§ Set problem
Read through the records below and copy each line that uses the word "модуль".

-- START OF Material for this exercise --

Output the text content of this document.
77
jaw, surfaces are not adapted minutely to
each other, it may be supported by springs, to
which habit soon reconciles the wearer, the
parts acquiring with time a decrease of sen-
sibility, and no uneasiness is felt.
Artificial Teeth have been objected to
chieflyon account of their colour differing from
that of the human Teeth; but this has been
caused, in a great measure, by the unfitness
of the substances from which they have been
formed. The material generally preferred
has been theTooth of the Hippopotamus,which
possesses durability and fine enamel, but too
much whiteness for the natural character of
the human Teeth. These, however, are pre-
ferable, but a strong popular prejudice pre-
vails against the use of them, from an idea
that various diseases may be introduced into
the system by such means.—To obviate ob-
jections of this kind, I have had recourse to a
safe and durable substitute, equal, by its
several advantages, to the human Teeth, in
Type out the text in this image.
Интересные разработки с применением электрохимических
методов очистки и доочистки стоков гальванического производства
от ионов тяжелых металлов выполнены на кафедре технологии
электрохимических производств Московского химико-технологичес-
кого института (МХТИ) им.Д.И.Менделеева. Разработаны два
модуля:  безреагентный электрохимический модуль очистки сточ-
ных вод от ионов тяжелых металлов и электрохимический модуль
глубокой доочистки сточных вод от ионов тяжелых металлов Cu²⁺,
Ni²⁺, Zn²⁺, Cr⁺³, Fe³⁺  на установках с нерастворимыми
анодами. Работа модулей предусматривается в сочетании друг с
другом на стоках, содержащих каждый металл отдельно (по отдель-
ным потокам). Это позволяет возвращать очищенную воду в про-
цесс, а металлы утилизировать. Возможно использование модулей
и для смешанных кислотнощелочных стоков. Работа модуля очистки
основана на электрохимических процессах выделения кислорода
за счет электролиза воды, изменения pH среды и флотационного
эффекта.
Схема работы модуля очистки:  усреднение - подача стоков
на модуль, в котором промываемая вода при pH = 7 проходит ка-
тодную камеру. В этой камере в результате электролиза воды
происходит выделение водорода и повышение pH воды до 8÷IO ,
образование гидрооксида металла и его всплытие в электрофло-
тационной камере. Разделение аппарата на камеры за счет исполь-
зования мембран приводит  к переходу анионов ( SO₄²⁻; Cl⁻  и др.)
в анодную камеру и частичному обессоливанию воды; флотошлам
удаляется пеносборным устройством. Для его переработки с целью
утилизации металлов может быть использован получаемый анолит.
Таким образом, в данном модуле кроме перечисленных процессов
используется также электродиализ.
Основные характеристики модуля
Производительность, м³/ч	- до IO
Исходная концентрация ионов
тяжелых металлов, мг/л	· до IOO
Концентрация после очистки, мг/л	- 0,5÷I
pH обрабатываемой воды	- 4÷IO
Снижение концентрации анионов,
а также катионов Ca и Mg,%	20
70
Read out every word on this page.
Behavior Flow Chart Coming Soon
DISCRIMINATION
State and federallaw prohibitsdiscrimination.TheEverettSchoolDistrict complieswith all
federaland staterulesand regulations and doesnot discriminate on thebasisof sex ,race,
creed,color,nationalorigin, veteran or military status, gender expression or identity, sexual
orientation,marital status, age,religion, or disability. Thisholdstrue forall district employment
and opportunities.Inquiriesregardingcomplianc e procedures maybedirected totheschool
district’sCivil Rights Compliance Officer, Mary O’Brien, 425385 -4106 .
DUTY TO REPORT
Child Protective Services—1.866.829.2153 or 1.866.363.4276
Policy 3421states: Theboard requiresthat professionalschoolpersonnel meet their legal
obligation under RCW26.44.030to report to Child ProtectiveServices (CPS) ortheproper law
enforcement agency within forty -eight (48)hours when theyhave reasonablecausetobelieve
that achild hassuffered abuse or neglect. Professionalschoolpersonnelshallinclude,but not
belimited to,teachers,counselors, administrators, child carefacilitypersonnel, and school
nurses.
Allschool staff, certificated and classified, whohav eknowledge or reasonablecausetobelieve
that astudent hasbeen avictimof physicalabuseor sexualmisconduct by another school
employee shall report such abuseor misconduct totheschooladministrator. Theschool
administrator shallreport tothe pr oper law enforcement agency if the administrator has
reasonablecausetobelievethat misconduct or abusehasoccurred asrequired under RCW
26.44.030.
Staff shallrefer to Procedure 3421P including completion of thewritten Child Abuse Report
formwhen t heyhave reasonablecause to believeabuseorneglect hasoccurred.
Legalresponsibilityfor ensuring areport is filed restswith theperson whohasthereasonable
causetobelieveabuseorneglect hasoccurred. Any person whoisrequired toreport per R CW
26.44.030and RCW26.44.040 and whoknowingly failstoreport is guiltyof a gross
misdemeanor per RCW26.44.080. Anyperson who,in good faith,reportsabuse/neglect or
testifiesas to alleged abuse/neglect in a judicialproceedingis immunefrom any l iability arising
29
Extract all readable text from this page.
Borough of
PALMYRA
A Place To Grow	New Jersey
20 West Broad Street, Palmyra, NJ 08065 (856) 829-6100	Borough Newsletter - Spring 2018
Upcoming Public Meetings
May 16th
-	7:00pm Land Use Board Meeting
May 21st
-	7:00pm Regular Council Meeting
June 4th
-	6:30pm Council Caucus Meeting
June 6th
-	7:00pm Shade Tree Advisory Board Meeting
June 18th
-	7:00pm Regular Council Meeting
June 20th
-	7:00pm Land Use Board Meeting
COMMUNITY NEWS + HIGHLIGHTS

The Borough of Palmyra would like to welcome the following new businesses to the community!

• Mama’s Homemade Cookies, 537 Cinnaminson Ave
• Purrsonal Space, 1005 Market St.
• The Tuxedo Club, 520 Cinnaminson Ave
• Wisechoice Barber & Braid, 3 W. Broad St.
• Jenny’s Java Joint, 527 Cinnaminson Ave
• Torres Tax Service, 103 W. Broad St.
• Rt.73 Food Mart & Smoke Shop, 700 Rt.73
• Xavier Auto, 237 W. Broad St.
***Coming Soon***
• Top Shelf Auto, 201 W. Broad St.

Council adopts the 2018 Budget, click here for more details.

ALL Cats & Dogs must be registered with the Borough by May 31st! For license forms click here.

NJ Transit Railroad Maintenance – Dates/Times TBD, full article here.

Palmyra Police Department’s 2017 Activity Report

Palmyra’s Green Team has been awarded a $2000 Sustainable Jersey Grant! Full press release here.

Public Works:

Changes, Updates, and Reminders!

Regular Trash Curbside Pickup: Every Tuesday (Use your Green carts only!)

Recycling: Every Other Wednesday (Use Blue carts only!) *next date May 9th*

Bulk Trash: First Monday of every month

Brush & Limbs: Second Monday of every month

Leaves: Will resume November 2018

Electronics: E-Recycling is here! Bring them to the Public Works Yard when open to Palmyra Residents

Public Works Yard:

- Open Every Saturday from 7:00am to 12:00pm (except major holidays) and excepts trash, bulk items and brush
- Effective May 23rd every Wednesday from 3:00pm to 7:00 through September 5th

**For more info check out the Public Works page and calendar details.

-- END OF Material for this exercise --

§ Solution
модуля:  безреагентный электрохимический модуль очистки сточ-
ных вод от ионов тяжелых металлов и электрохимический модуль
на модуль, в котором промываемая вода при pH = 7 проходит ка-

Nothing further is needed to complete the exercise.